%%

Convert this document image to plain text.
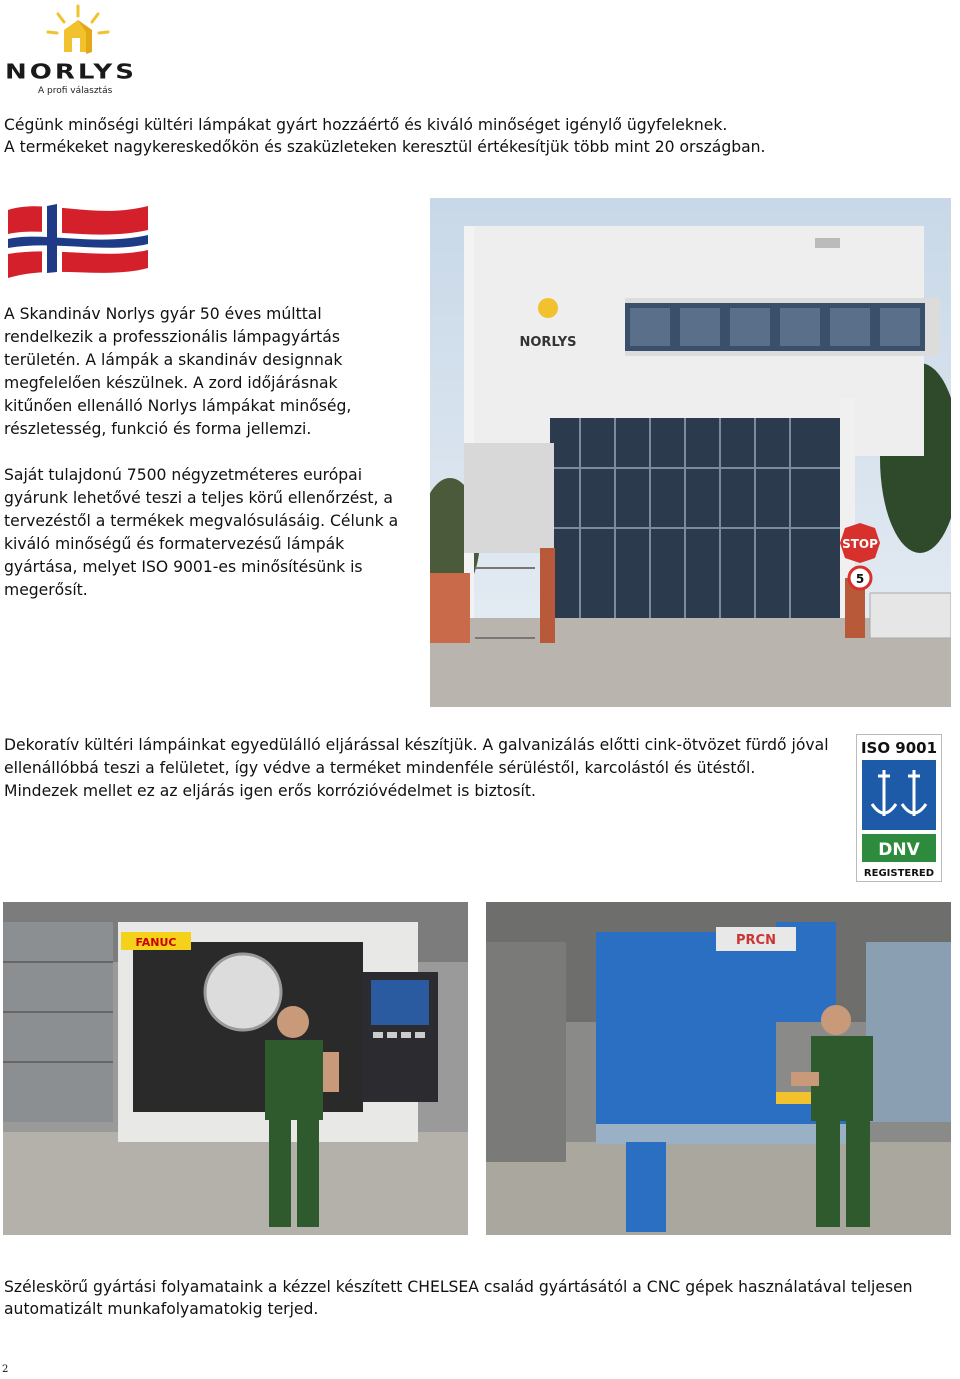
NORLYS
A profi választás
Cégünk minőségi kültéri lámpákat gyárt hozzáértő és kiváló minőséget igénylő ügyfeleknek.
A termékeket nagykereskedőkön és szaküzleteken keresztül értékesítjük több mint 20 országban.
A Skandináv Norlys gyár 50 éves múlttal rendelkezik a professzionális lámpagyártás területén. A lámpák a skandináv designnak megfelelően készülnek. A zord időjárásnak kitűnően ellenálló Norlys lámpákat minőség, részletesség, funkció és forma jellemzi.
Saját tulajdonú 7500 négyzetméteres európai gyárunk lehetővé teszi a teljes körű ellenőrzést, a tervezéstől a termékek megvalósulásáig. Célunk a kiváló minőségű és formatervezésű lámpák gyártása, melyet ISO 9001-es minősítésünk is megerősít.
STOP
5
NORLYS
Dekoratív kültéri lámpáinkat egyedülálló eljárással készítjük. A galvanizálás előtti cink-ötvözet fürdő jóval ellenállóbbá teszi a felületet, így védve a terméket mindenféle sérüléstől, karcolástól és ütéstől. Mindezek mellet ez az eljárás igen erős korrózióvédelmet is biztosít.
ISO 9001
DNV
REGISTERED
FANUC	PRCN
Széleskörű gyártási folyamataink a kézzel készített CHELSEA család gyártásától a CNC gépek használatával teljesen automatizált munkafolyamatokig terjed.
2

%%

Copy each line of the listing that contains the string "kiváló".

*OUTPUT FOR THIS EXERCISE:*
Cégünk minőségi kültéri lámpákat gyárt hozzáértő és kiváló minőséget igénylő ügyfeleknek.
Saját tulajdonú 7500 négyzetméteres európai gyárunk lehetővé teszi a teljes körű ellenőrzést, a tervezéstől a termékek megvalósulásáig. Célunk a kiváló minőségű és formatervezésű lámpák gyártása, melyet ISO 9001-es minősítésünk is megerősít.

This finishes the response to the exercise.